*Quoted passage*:
+++

On March 1 Lord Pearson's Written Question on the subject was published:
To ask Her Majesty's Government ... what stage any proposal for a European Public Prosecutor has reached; and whether they will refuse to opt into or veto it in due course.The last part of the question did not really get a response. Lord West said on behalf of HMG:
There is no proposal at present to create a European Public Prosecutor (EPP). The Government has consistently opposed the creation of an EPP.Yes, but will they veto it? After all, it is not entirely true that they have consistently opposed the creation of an EPP. They have signed up to the Lisbon Treaty, which states in Article 86 of The Consolidated Version on the Functioning of the European Union
In order to combat crimes affecting the financial interests of the Union, the Council, by means of regulations adopted in accordance with a special legislative procedure, may establish a European Public Prosecutor's Office from Eurojust. The Council shall act unanimously after obtaining the consent of the European Parliament.The rest of the Article elaborates on procedure and purpose. So, it is not entirely true, as Marta Andreasen pointed out to David Cameron, that there have been no proposals. There is a general proposal in the Consolidated Treaties and once something is in the treaties, that something is intended to become part of EU legislation. However, Britain can veto the proposal. Will HMG do so when it comes up more definitely?

+++

*Record excerpts*:
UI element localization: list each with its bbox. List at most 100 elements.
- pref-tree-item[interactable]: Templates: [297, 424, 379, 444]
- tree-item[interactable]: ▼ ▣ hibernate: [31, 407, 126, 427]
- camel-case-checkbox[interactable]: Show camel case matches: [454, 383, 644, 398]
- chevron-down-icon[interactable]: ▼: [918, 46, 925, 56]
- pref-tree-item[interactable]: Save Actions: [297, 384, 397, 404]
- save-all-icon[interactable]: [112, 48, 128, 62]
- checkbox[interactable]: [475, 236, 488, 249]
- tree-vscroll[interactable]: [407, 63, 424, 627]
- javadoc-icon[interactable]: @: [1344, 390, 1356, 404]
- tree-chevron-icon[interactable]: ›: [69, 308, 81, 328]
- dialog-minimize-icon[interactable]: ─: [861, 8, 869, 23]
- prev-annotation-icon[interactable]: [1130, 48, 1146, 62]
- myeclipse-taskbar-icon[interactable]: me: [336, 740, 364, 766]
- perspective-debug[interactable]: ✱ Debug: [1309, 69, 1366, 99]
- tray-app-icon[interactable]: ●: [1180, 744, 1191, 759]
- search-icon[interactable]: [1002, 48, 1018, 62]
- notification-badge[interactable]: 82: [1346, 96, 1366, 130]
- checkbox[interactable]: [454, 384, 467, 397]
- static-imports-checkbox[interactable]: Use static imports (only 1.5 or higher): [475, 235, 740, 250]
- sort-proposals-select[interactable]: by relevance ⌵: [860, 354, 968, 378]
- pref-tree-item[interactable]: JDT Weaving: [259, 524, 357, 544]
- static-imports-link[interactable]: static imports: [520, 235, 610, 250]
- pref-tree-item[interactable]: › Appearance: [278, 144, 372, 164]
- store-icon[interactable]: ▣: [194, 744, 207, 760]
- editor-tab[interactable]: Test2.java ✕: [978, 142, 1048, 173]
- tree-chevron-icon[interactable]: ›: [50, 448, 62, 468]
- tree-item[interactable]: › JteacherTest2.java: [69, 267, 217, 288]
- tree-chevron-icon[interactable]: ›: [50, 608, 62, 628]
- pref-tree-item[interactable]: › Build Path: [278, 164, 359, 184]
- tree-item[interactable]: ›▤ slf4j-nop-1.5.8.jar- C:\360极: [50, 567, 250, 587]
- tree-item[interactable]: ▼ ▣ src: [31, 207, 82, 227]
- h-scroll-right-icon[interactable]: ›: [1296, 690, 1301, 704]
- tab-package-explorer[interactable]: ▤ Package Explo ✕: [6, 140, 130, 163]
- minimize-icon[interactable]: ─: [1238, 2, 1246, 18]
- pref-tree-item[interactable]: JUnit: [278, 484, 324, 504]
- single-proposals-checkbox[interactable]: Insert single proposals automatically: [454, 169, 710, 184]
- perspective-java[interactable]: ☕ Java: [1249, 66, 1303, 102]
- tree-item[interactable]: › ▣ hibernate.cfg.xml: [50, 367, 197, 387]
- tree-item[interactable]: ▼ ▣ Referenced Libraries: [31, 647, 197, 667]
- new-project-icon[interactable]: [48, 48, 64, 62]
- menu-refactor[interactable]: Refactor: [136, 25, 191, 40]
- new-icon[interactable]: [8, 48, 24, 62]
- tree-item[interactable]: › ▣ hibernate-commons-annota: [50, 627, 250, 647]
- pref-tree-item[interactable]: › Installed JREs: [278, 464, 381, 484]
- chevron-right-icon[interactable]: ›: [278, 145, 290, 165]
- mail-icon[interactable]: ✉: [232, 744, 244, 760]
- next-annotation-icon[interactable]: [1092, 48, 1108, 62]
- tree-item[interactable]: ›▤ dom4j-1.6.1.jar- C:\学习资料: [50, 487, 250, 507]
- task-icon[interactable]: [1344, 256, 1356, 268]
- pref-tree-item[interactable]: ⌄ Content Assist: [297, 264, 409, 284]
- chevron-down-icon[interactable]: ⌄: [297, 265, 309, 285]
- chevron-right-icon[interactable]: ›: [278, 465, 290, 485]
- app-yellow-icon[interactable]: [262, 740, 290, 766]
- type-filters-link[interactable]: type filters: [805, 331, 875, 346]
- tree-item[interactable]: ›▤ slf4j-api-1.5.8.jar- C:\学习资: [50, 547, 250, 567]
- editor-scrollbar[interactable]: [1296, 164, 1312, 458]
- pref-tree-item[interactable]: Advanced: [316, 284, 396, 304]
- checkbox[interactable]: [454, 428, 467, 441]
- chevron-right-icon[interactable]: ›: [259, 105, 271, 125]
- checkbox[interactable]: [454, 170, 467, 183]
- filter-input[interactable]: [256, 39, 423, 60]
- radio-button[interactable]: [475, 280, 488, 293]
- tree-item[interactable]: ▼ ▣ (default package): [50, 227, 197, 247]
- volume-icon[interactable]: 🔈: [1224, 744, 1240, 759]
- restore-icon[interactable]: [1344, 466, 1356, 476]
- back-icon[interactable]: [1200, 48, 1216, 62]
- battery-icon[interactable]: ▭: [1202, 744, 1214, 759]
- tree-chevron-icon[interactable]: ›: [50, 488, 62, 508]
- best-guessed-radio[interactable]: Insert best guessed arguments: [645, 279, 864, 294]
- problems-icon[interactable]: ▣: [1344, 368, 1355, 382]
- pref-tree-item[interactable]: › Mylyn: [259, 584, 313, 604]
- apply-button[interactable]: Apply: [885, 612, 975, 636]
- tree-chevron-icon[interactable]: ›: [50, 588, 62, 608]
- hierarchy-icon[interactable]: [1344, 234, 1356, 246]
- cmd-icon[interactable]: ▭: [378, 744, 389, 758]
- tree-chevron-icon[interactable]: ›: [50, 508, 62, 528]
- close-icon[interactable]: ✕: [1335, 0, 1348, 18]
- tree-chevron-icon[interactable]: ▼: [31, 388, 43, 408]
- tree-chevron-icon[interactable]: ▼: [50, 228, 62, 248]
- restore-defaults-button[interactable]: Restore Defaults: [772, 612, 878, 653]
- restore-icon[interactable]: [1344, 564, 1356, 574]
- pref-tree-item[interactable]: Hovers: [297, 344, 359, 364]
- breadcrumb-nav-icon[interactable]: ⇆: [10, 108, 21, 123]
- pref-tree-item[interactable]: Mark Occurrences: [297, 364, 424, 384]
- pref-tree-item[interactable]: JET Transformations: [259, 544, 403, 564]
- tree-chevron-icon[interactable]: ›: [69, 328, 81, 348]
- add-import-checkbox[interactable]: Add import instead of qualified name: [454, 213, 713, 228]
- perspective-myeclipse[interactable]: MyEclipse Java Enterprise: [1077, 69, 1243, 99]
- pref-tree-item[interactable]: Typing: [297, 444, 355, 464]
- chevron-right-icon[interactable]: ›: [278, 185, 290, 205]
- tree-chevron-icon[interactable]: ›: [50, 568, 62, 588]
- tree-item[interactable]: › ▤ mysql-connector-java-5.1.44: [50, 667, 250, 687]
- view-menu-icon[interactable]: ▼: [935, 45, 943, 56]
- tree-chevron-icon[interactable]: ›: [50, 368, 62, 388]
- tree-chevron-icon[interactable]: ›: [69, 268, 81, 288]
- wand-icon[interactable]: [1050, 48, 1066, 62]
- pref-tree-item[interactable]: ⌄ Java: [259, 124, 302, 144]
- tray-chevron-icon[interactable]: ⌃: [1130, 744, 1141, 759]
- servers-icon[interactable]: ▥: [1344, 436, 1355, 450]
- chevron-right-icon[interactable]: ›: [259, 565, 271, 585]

+++

In the passage on the European Public Prosecutor, which article of the Consolidated Version on the Functioning of the European Union allows the Council to establish a European Public Prosecutor's Office? Please rely only on the passage on the European Public Prosecutor, not on the rows.

*Solution for this task*: Article 86.